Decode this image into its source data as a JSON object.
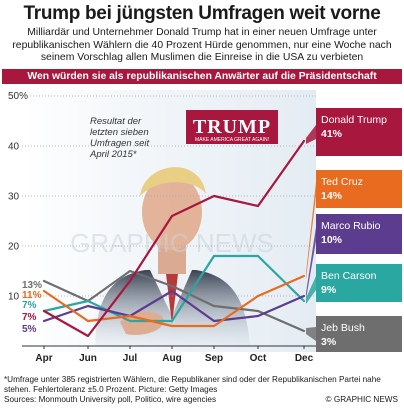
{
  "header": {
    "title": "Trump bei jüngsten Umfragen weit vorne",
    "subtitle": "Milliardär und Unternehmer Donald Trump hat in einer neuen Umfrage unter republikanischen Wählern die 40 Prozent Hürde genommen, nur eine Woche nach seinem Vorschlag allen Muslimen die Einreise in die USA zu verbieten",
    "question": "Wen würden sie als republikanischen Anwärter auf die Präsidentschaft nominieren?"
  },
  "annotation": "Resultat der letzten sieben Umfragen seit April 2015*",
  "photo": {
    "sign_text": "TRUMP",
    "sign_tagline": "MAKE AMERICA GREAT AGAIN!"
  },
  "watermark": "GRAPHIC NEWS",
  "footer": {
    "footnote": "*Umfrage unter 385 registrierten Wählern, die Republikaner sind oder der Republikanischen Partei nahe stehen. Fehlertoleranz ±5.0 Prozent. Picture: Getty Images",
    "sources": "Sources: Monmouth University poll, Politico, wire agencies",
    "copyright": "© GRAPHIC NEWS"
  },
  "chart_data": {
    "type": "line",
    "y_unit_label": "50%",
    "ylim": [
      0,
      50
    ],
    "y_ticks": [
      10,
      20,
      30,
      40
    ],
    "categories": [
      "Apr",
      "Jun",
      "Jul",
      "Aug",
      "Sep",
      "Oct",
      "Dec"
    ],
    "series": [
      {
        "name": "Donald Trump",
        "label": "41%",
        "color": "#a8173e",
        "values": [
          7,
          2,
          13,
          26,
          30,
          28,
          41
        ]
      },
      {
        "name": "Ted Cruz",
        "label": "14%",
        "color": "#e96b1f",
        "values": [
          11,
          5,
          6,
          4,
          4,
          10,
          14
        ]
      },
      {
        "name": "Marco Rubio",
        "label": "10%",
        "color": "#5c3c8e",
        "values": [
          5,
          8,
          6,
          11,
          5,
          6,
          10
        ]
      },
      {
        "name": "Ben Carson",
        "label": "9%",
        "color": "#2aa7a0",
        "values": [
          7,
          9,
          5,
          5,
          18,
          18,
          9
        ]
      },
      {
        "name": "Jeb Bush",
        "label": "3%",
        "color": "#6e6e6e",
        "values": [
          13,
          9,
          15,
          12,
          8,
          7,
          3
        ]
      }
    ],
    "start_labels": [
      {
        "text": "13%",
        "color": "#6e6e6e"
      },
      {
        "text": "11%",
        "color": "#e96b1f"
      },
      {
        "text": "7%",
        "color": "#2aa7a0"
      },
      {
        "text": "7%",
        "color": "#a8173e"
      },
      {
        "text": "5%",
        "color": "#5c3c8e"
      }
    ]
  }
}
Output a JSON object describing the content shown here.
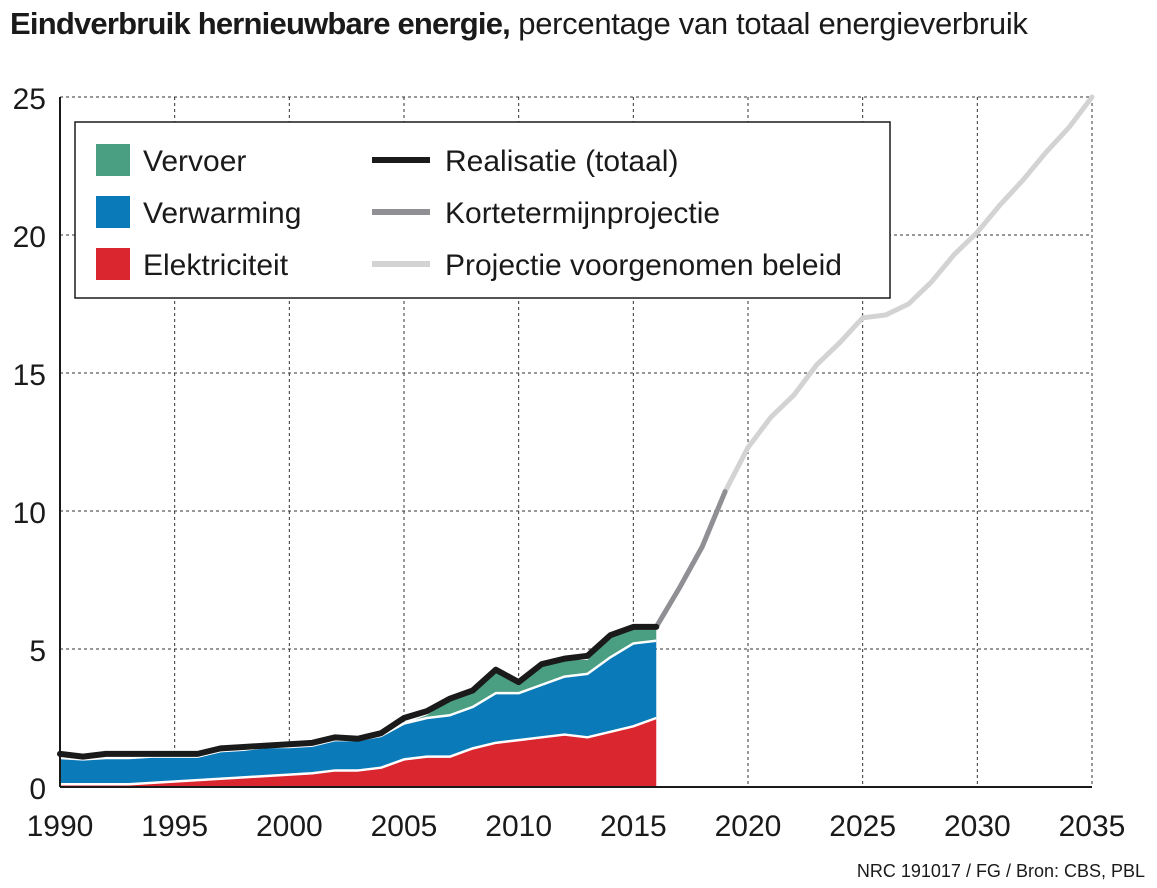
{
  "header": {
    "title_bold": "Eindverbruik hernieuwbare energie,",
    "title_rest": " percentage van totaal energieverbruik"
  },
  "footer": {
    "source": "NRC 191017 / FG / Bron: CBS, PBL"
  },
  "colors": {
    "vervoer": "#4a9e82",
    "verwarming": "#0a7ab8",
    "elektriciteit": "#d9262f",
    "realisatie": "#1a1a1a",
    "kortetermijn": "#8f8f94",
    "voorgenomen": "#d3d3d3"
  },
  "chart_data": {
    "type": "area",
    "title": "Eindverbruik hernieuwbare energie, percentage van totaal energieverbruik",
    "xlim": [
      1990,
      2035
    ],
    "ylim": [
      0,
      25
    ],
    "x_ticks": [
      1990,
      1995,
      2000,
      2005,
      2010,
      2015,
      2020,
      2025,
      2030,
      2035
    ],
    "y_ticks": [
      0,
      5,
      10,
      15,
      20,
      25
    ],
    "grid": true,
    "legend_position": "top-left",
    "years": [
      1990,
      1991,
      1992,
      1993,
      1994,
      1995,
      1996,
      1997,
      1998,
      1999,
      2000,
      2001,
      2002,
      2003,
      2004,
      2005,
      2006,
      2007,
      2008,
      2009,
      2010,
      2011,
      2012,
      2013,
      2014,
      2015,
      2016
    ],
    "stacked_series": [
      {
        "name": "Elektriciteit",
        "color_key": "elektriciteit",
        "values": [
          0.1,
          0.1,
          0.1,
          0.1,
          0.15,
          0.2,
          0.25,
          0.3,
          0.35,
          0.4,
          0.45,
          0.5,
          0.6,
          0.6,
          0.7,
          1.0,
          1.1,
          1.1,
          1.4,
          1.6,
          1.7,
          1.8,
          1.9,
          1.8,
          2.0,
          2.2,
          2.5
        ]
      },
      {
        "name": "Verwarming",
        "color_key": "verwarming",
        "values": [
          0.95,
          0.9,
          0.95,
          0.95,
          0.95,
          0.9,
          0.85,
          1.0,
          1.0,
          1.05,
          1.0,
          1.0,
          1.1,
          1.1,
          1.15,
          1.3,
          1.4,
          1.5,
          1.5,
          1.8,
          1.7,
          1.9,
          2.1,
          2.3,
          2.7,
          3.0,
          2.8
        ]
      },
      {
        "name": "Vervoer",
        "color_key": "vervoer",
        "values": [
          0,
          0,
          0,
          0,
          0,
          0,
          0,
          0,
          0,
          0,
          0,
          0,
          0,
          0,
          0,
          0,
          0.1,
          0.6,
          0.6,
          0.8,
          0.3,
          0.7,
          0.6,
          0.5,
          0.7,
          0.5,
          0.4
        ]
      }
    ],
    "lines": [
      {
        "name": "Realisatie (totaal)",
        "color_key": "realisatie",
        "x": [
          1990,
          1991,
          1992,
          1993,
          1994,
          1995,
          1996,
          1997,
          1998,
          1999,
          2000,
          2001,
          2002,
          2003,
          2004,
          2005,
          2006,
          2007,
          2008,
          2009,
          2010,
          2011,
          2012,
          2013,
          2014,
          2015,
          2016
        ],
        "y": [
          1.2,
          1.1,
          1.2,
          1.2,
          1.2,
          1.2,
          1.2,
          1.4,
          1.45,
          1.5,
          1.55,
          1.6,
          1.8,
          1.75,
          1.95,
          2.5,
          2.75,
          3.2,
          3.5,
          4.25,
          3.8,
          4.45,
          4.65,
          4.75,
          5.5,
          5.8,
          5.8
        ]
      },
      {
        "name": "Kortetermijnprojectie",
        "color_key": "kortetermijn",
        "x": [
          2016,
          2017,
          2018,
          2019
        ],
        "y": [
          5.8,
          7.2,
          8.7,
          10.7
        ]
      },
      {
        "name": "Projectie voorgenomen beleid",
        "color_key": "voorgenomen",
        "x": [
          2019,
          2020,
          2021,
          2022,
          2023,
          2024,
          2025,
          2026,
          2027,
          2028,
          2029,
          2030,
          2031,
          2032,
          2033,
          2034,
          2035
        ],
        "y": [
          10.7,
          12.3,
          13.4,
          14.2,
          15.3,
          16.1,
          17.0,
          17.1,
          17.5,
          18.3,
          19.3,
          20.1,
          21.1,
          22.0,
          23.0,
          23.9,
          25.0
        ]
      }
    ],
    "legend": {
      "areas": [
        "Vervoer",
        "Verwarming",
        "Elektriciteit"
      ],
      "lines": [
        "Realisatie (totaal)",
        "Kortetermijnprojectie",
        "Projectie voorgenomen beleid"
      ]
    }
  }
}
* * *
- _Task_:
Your answer must be the entries written out word for word, without their pictures.

- _Answer for the task_:
Decode this image into its source data as a JSON object.
{
  "header": {
    "title": "Trump bei jüngsten Umfragen weit vorne",
    "subtitle": "Milliardär und Unternehmer Donald Trump hat in einer neuen Umfrage unter republikanischen Wählern die 40 Prozent Hürde genommen, nur eine Woche nach seinem Vorschlag allen Muslimen die Einreise in die USA zu verbieten",
    "question": "Wen würden sie als republikanischen Anwärter auf die Präsidentschaft nominieren?"
  },
  "annotation": "Resultat der letzten sieben Umfragen seit April 2015*",
  "photo": {
    "sign_text": "TRUMP",
    "sign_tagline": "MAKE AMERICA GREAT AGAIN!"
  },
  "watermark": "GRAPHIC NEWS",
  "footer": {
    "footnote": "*Umfrage unter 385 registrierten Wählern, die Republikaner sind oder der Republikanischen Partei nahe stehen. Fehlertoleranz ±5.0 Prozent. Picture: Getty Images",
    "sources": "Sources: Monmouth University poll, Politico, wire agencies",
    "copyright": "© GRAPHIC NEWS"
  },
  "chart_data": {
    "type": "line",
    "y_unit_label": "50%",
    "ylim": [
      0,
      50
    ],
    "y_ticks": [
      10,
      20,
      30,
      40
    ],
    "categories": [
      "Apr",
      "Jun",
      "Jul",
      "Aug",
      "Sep",
      "Oct",
      "Dec"
    ],
    "series": [
      {
        "name": "Donald Trump",
        "label": "41%",
        "color": "#a8173e",
        "values": [
          7,
          2,
          13,
          26,
          30,
          28,
          41
        ]
      },
      {
        "name": "Ted Cruz",
        "label": "14%",
        "color": "#e96b1f",
        "values": [
          11,
          5,
          6,
          4,
          4,
          10,
          14
        ]
      },
      {
        "name": "Marco Rubio",
        "label": "10%",
        "color": "#5c3c8e",
        "values": [
          5,
          8,
          6,
          11,
          5,
          6,
          10
        ]
      },
      {
        "name": "Ben Carson",
        "label": "9%",
        "color": "#2aa7a0",
        "values": [
          7,
          9,
          5,
          5,
          18,
          18,
          9
        ]
      },
      {
        "name": "Jeb Bush",
        "label": "3%",
        "color": "#6e6e6e",
        "values": [
          13,
          9,
          15,
          12,
          8,
          7,
          3
        ]
      }
    ],
    "start_labels": [
      {
        "text": "13%",
        "color": "#6e6e6e"
      },
      {
        "text": "11%",
        "color": "#e96b1f"
      },
      {
        "text": "7%",
        "color": "#2aa7a0"
      },
      {
        "text": "7%",
        "color": "#a8173e"
      },
      {
        "text": "5%",
        "color": "#5c3c8e"
      }
    ]
  }
}
Output a JSON object describing the content shown here.
{
  "header": {
    "title_bold": "Eindverbruik hernieuwbare energie,",
    "title_rest": " percentage van totaal energieverbruik"
  },
  "footer": {
    "source": "NRC 191017 / FG / Bron: CBS, PBL"
  },
  "colors": {
    "vervoer": "#4a9e82",
    "verwarming": "#0a7ab8",
    "elektriciteit": "#d9262f",
    "realisatie": "#1a1a1a",
    "kortetermijn": "#8f8f94",
    "voorgenomen": "#d3d3d3"
  },
  "chart_data": {
    "type": "area",
    "title": "Eindverbruik hernieuwbare energie, percentage van totaal energieverbruik",
    "xlim": [
      1990,
      2035
    ],
    "ylim": [
      0,
      25
    ],
    "x_ticks": [
      1990,
      1995,
      2000,
      2005,
      2010,
      2015,
      2020,
      2025,
      2030,
      2035
    ],
    "y_ticks": [
      0,
      5,
      10,
      15,
      20,
      25
    ],
    "grid": true,
    "legend_position": "top-left",
    "years": [
      1990,
      1991,
      1992,
      1993,
      1994,
      1995,
      1996,
      1997,
      1998,
      1999,
      2000,
      2001,
      2002,
      2003,
      2004,
      2005,
      2006,
      2007,
      2008,
      2009,
      2010,
      2011,
      2012,
      2013,
      2014,
      2015,
      2016
    ],
    "stacked_series": [
      {
        "name": "Elektriciteit",
        "color_key": "elektriciteit",
        "values": [
          0.1,
          0.1,
          0.1,
          0.1,
          0.15,
          0.2,
          0.25,
          0.3,
          0.35,
          0.4,
          0.45,
          0.5,
          0.6,
          0.6,
          0.7,
          1.0,
          1.1,
          1.1,
          1.4,
          1.6,
          1.7,
          1.8,
          1.9,
          1.8,
          2.0,
          2.2,
          2.5
        ]
      },
      {
        "name": "Verwarming",
        "color_key": "verwarming",
        "values": [
          0.95,
          0.9,
          0.95,
          0.95,
          0.95,
          0.9,
          0.85,
          1.0,
          1.0,
          1.05,
          1.0,
          1.0,
          1.1,
          1.1,
          1.15,
          1.3,
          1.4,
          1.5,
          1.5,
          1.8,
          1.7,
          1.9,
          2.1,
          2.3,
          2.7,
          3.0,
          2.8
        ]
      },
      {
        "name": "Vervoer",
        "color_key": "vervoer",
        "values": [
          0,
          0,
          0,
          0,
          0,
          0,
          0,
          0,
          0,
          0,
          0,
          0,
          0,
          0,
          0,
          0,
          0.1,
          0.6,
          0.6,
          0.8,
          0.3,
          0.7,
          0.6,
          0.5,
          0.7,
          0.5,
          0.4
        ]
      }
    ],
    "lines": [
      {
        "name": "Realisatie (totaal)",
        "color_key": "realisatie",
        "x": [
          1990,
          1991,
          1992,
          1993,
          1994,
          1995,
          1996,
          1997,
          1998,
          1999,
          2000,
          2001,
          2002,
          2003,
          2004,
          2005,
          2006,
          2007,
          2008,
          2009,
          2010,
          2011,
          2012,
          2013,
          2014,
          2015,
          2016
        ],
        "y": [
          1.2,
          1.1,
          1.2,
          1.2,
          1.2,
          1.2,
          1.2,
          1.4,
          1.45,
          1.5,
          1.55,
          1.6,
          1.8,
          1.75,
          1.95,
          2.5,
          2.75,
          3.2,
          3.5,
          4.25,
          3.8,
          4.45,
          4.65,
          4.75,
          5.5,
          5.8,
          5.8
        ]
      },
      {
        "name": "Kortetermijnprojectie",
        "color_key": "kortetermijn",
        "x": [
          2016,
          2017,
          2018,
          2019
        ],
        "y": [
          5.8,
          7.2,
          8.7,
          10.7
        ]
      },
      {
        "name": "Projectie voorgenomen beleid",
        "color_key": "voorgenomen",
        "x": [
          2019,
          2020,
          2021,
          2022,
          2023,
          2024,
          2025,
          2026,
          2027,
          2028,
          2029,
          2030,
          2031,
          2032,
          2033,
          2034,
          2035
        ],
        "y": [
          10.7,
          12.3,
          13.4,
          14.2,
          15.3,
          16.1,
          17.0,
          17.1,
          17.5,
          18.3,
          19.3,
          20.1,
          21.1,
          22.0,
          23.0,
          23.9,
          25.0
        ]
      }
    ],
    "legend": {
      "areas": [
        "Vervoer",
        "Verwarming",
        "Elektriciteit"
      ],
      "lines": [
        "Realisatie (totaal)",
        "Kortetermijnprojectie",
        "Projectie voorgenomen beleid"
      ]
    }
  }
}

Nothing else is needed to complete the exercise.